[start of RECORDS TO USE]

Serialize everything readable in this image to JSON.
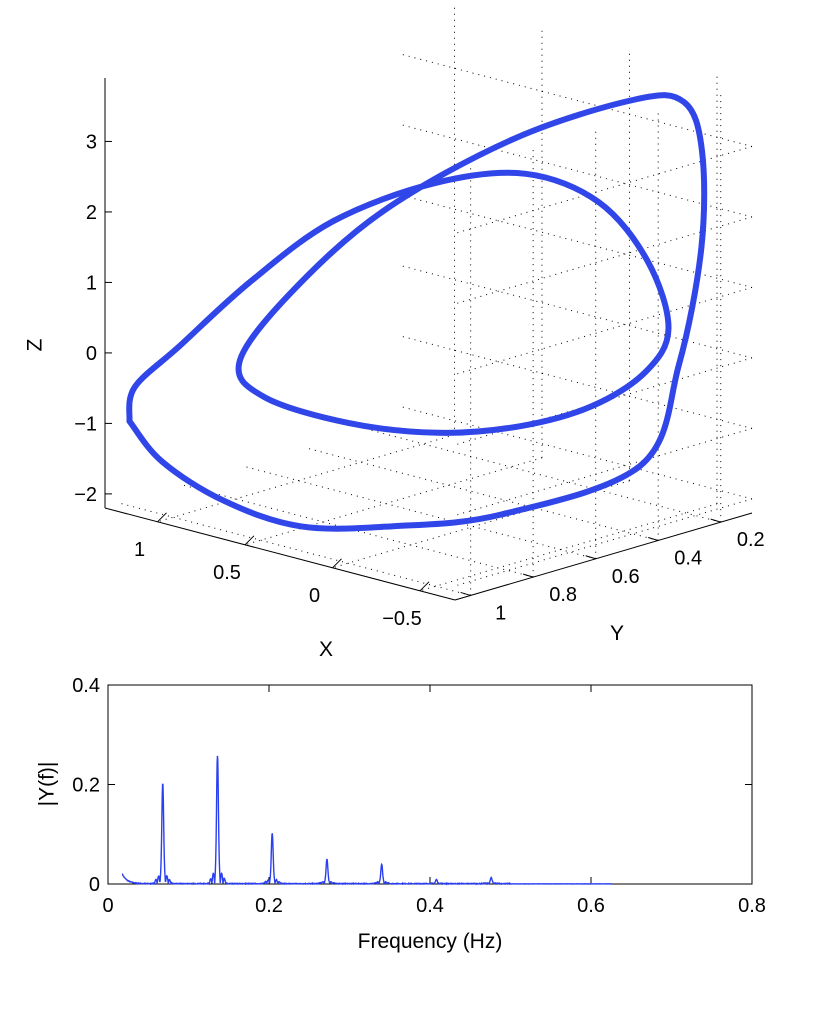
{
  "chart_data": [
    {
      "type": "line3d",
      "title": "",
      "xlabel": "X",
      "ylabel": "Y",
      "zlabel": "Z",
      "x_ticks": [
        "1",
        "0.5",
        "0",
        "−0.5"
      ],
      "y_ticks": [
        "0.2",
        "0.4",
        "0.6",
        "0.8",
        "1"
      ],
      "z_ticks": [
        "3",
        "2",
        "1",
        "0",
        "−1",
        "−2"
      ],
      "xlim": [
        -0.7,
        1.3
      ],
      "ylim": [
        0.1,
        1.05
      ],
      "zlim": [
        -2.2,
        3.9
      ],
      "grid": true,
      "color": "#3146e8",
      "series": [
        {
          "x": [
            1.25,
            1.1,
            0.8,
            0.45,
            0.1,
            -0.25,
            -0.6,
            -0.55,
            -0.5,
            -0.45,
            -0.4,
            -0.3,
            -0.05,
            0.25,
            0.55,
            0.8,
            0.8,
            0.5,
            0.2,
            -0.05,
            -0.28,
            -0.45,
            -0.58,
            -0.55,
            -0.45,
            -0.3,
            -0.05,
            0.3,
            0.65,
            1.0,
            1.22,
            1.25
          ],
          "y": [
            1.0,
            0.98,
            0.95,
            0.9,
            0.8,
            0.65,
            0.4,
            0.25,
            0.15,
            0.12,
            0.15,
            0.25,
            0.5,
            0.75,
            0.88,
            0.9,
            0.82,
            0.72,
            0.6,
            0.48,
            0.38,
            0.3,
            0.3,
            0.35,
            0.45,
            0.6,
            0.75,
            0.88,
            0.95,
            0.98,
            1.0,
            1.0
          ],
          "z": [
            -1.0,
            -1.5,
            -1.9,
            -2.1,
            -2.0,
            -1.8,
            -1.2,
            0.0,
            1.5,
            2.8,
            3.5,
            3.6,
            3.2,
            2.3,
            1.1,
            0.0,
            -0.6,
            -0.9,
            -1.0,
            -0.9,
            -0.6,
            -0.1,
            0.6,
            1.6,
            2.5,
            3.0,
            2.9,
            2.3,
            1.3,
            0.2,
            -0.5,
            -1.0
          ]
        }
      ]
    },
    {
      "type": "line",
      "title": "",
      "xlabel": "Frequency (Hz)",
      "ylabel": "|Y(f)|",
      "x_ticks": [
        "0",
        "0.2",
        "0.4",
        "0.6",
        "0.8"
      ],
      "y_ticks": [
        "0",
        "0.2",
        "0.4"
      ],
      "xlim": [
        0,
        0.8
      ],
      "ylim": [
        0,
        0.4
      ],
      "color": "#2a3ff0",
      "x_range": [
        0.0175,
        0.625
      ],
      "peaks": [
        {
          "f": 0.068,
          "amp": 0.2
        },
        {
          "f": 0.136,
          "amp": 0.255
        },
        {
          "f": 0.204,
          "amp": 0.1
        },
        {
          "f": 0.272,
          "amp": 0.048
        },
        {
          "f": 0.34,
          "amp": 0.038
        },
        {
          "f": 0.408,
          "amp": 0.008
        },
        {
          "f": 0.476,
          "amp": 0.012
        }
      ],
      "start_value": 0.02
    }
  ]
}
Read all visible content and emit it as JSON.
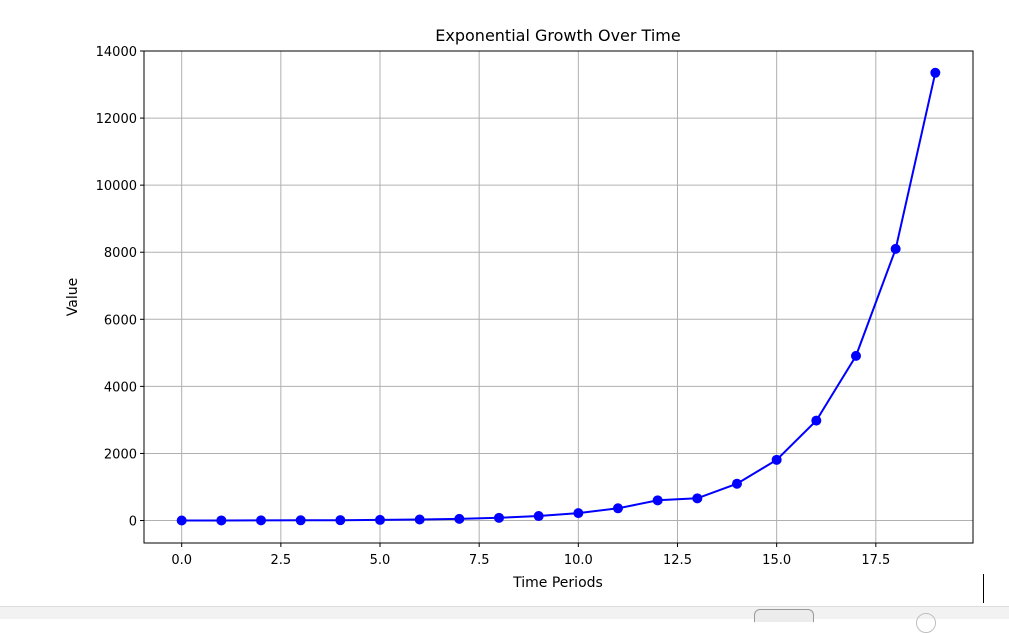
{
  "chart_data": {
    "type": "line",
    "title": "Exponential Growth Over Time",
    "xlabel": "Time Periods",
    "ylabel": "Value",
    "x": [
      0,
      1,
      2,
      3,
      4,
      5,
      6,
      7,
      8,
      9,
      10,
      11,
      12,
      13,
      14,
      15,
      16,
      17,
      18,
      19
    ],
    "series": [
      {
        "values": [
          1,
          2,
          4,
          7,
          11,
          18,
          30,
          49,
          81,
          134,
          221,
          365,
          602,
          662,
          1098,
          1810,
          2980,
          4910,
          8100,
          13350
        ]
      }
    ],
    "xlim": [
      -0.95,
      19.95
    ],
    "ylim": [
      -670,
      14000
    ],
    "xticks": [
      0.0,
      2.5,
      5.0,
      7.5,
      10.0,
      12.5,
      15.0,
      17.5
    ],
    "xtick_labels": [
      "0.0",
      "2.5",
      "5.0",
      "7.5",
      "10.0",
      "12.5",
      "15.0",
      "17.5"
    ],
    "yticks": [
      0,
      2000,
      4000,
      6000,
      8000,
      10000,
      12000,
      14000
    ],
    "ytick_labels": [
      "0",
      "2000",
      "4000",
      "6000",
      "8000",
      "10000",
      "12000",
      "14000"
    ],
    "grid": true,
    "marker": "circle",
    "color": "#0000ff"
  }
}
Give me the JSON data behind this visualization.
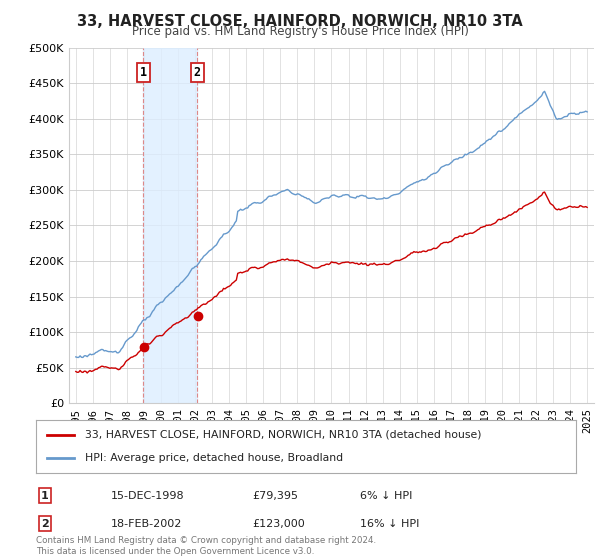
{
  "title": "33, HARVEST CLOSE, HAINFORD, NORWICH, NR10 3TA",
  "subtitle": "Price paid vs. HM Land Registry's House Price Index (HPI)",
  "legend_line1": "33, HARVEST CLOSE, HAINFORD, NORWICH, NR10 3TA (detached house)",
  "legend_line2": "HPI: Average price, detached house, Broadland",
  "sale1_date": "15-DEC-1998",
  "sale1_price": "£79,395",
  "sale1_hpi": "6% ↓ HPI",
  "sale1_year": 1998.96,
  "sale1_value": 79395,
  "sale2_date": "18-FEB-2002",
  "sale2_price": "£123,000",
  "sale2_hpi": "16% ↓ HPI",
  "sale2_year": 2002.13,
  "sale2_value": 123000,
  "footer": "Contains HM Land Registry data © Crown copyright and database right 2024.\nThis data is licensed under the Open Government Licence v3.0.",
  "ylim": [
    0,
    500000
  ],
  "yticks": [
    0,
    50000,
    100000,
    150000,
    200000,
    250000,
    300000,
    350000,
    400000,
    450000,
    500000
  ],
  "ytick_labels": [
    "£0",
    "£50K",
    "£100K",
    "£150K",
    "£200K",
    "£250K",
    "£300K",
    "£350K",
    "£400K",
    "£450K",
    "£500K"
  ],
  "red_color": "#cc0000",
  "blue_color": "#6699cc",
  "shade_color": "#ddeeff",
  "dashed_color": "#dd8888",
  "background_color": "#ffffff",
  "grid_color": "#cccccc",
  "xlim_left": 1994.6,
  "xlim_right": 2025.4
}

[end of RECORDS TO USE]

# REQUIREMENT:
Take every line containing the word "CLOSE" and copy it.

# FINISHED ANSWER:
  "title": "33, HARVEST CLOSE, HAINFORD, NORWICH, NR10 3TA",
  "legend_line1": "33, HARVEST CLOSE, HAINFORD, NORWICH, NR10 3TA (detached house)",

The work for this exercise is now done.